::: EXTRACT PROVIDED :::
[<prev] [next>] [<thread-prev] [thread-next>] [day] [month] [year] [list]
Message-ID: <1508319166-116987-2-git-send-email-xavier.huwei@huawei.com>
Date: Wed, 18 Oct 2017 17:32:44 +0800
From: "Wei Hu (Xavier)" <xavier.huwei@...wei.com>
To: <dledford@...hat.com>, <leon@...nel.org>
CC: <linux-rdma@...r.kernel.org>, <xavier.huwei@...wei.com>,
<lijun_nudt@....com>, <oulijun@...wei.com>,
<charles.chenxin@...wei.com>, <liuyixian@...wei.com>,
<zhangxiping3@...wei.com>, <linuxarm@...wei.com>,
<linux-kernel@...r.kernel.org>, <shaobohsu@....com>,
<shaoboxu@....com>, <shaobo.xu@...el.com>
Subject: [PATCH V2 1/3] RDMA/hns: Support WQE/CQE/PBL page size configurable feature in hip08
This patch updates to support WQE, CQE and PBL page size configurable
feature, which includes base address page size and buffer page size.
::: EXCERPTED RECORDS :::
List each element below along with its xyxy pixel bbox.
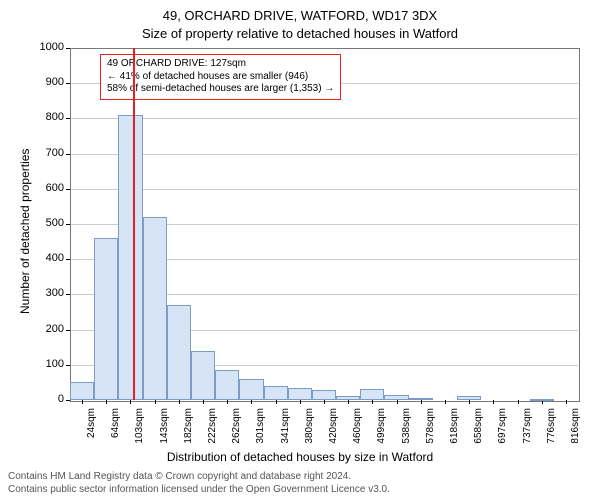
- histogram-bar: [215, 370, 239, 400]
- annotation-box: 49 ORCHARD DRIVE: 127sqm ← 41% of detach…: [100, 54, 341, 100]
- histogram-bar: [191, 351, 215, 400]
- gridline: [71, 154, 578, 155]
- gridline: [71, 189, 578, 190]
- page-title: 49, ORCHARD DRIVE, WATFORD, WD17 3DX: [0, 8, 600, 23]
- histogram-bar: [94, 238, 118, 400]
- y-tick-mark: [66, 118, 70, 119]
- footer-line-1: Contains HM Land Registry data © Crown c…: [8, 470, 390, 483]
- histogram-bar: [288, 388, 312, 400]
- x-tick-mark: [445, 400, 446, 404]
- x-tick-mark: [469, 400, 470, 404]
- x-tick-mark: [372, 400, 373, 404]
- footer-line-2: Contains public sector information licen…: [8, 483, 390, 496]
- footer-attribution: Contains HM Land Registry data © Crown c…: [8, 470, 390, 496]
- annotation-line-1: 49 ORCHARD DRIVE: 127sqm: [107, 58, 334, 71]
- y-tick-mark: [66, 330, 70, 331]
- x-tick-mark: [348, 400, 349, 404]
- gridline: [71, 118, 578, 119]
- x-tick-mark: [421, 400, 422, 404]
- histogram-bar: [239, 379, 263, 400]
- annotation-line-3: 58% of semi-detached houses are larger (…: [107, 83, 334, 96]
- y-tick-mark: [66, 83, 70, 84]
- histogram-bar: [360, 389, 384, 400]
- histogram-bar: [264, 386, 288, 400]
- x-axis-title: Distribution of detached houses by size …: [0, 450, 600, 464]
- histogram-bar: [70, 382, 94, 400]
- x-tick-mark: [179, 400, 180, 404]
- y-tick-label: 100: [28, 358, 64, 370]
- y-tick-mark: [66, 189, 70, 190]
- x-tick-mark: [300, 400, 301, 404]
- property-marker-line: [133, 48, 135, 400]
- y-tick-mark: [66, 154, 70, 155]
- y-tick-mark: [66, 224, 70, 225]
- y-tick-label: 600: [28, 182, 64, 194]
- y-tick-label: 0: [28, 393, 64, 405]
- histogram-bar: [409, 398, 433, 400]
- histogram-bar: [312, 390, 336, 400]
- y-tick-label: 1000: [28, 41, 64, 53]
- y-tick-mark: [66, 259, 70, 260]
- y-tick-label: 900: [28, 76, 64, 88]
- y-tick-label: 200: [28, 323, 64, 335]
- y-tick-label: 800: [28, 111, 64, 123]
- y-axis-label: Number of detached properties: [18, 149, 32, 314]
- histogram-bar: [118, 115, 142, 400]
- x-tick-mark: [493, 400, 494, 404]
- x-tick-mark: [106, 400, 107, 404]
- y-tick-label: 700: [28, 147, 64, 159]
- x-tick-mark: [566, 400, 567, 404]
- x-tick-mark: [227, 400, 228, 404]
- y-tick-label: 500: [28, 217, 64, 229]
- x-tick-mark: [276, 400, 277, 404]
- y-tick-mark: [66, 48, 70, 49]
- histogram-bar: [384, 395, 408, 400]
- x-tick-mark: [324, 400, 325, 404]
- histogram-bar: [143, 217, 167, 400]
- histogram-bar: [336, 396, 360, 400]
- y-tick-mark: [66, 294, 70, 295]
- x-tick-mark: [518, 400, 519, 404]
- y-tick-mark: [66, 365, 70, 366]
- histogram-bar: [530, 399, 554, 401]
- page-subtitle: Size of property relative to detached ho…: [0, 26, 600, 41]
- annotation-line-2: ← 41% of detached houses are smaller (94…: [107, 71, 334, 84]
- x-tick-mark: [203, 400, 204, 404]
- y-tick-label: 400: [28, 252, 64, 264]
- x-tick-mark: [130, 400, 131, 404]
- y-tick-label: 300: [28, 287, 64, 299]
- histogram-bar: [457, 396, 481, 400]
- histogram-bar: [167, 305, 191, 400]
- x-tick-mark: [251, 400, 252, 404]
- y-tick-mark: [66, 400, 70, 401]
- x-tick-mark: [397, 400, 398, 404]
- x-tick-mark: [82, 400, 83, 404]
- x-tick-mark: [155, 400, 156, 404]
:::
**THE TASKS:**
1) In two sentences, summarize the patch message.
2) Rewrite the patch message from "[<prev] [next>] [<thread-prev]" to "buffer page size.", replacing "buffer" with "data".

**LIST OF SOLUTIONS:**
1) On 18 October 2017, Wei Hu (Xavier) sent a patch titled "[PATCH V2 1/3] RDMA/hns: Support WQE/CQE/PBL page size configurable feature in hip08." The patch adds support for configurable WQE, CQE and PBL page sizes, including both base address page size and buffer page size.

2)
[<prev] [next>] [<thread-prev] [thread-next>] [day] [month] [year] [list]
Message-ID: <1508319166-116987-2-git-send-email-xavier.huwei@huawei.com>
Date: Wed, 18 Oct 2017 17:32:44 +0800
From: "Wei Hu (Xavier)" <xavier.huwei@...wei.com>
To: <dledford@...hat.com>, <leon@...nel.org>
CC: <linux-rdma@...r.kernel.org>, <xavier.huwei@...wei.com>,
<lijun_nudt@....com>, <oulijun@...wei.com>,
<charles.chenxin@...wei.com>, <liuyixian@...wei.com>,
<zhangxiping3@...wei.com>, <linuxarm@...wei.com>,
<linux-kernel@...r.kernel.org>, <shaobohsu@....com>,
<shaoboxu@....com>, <shaobo.xu@...el.com>
Subject: [PATCH V2 1/3] RDMA/hns: Support WQE/CQE/PBL page size configurable feature in hip08
This patch updates to support WQE, CQE and PBL page size configurable
feature, which includes base address page size and data page size.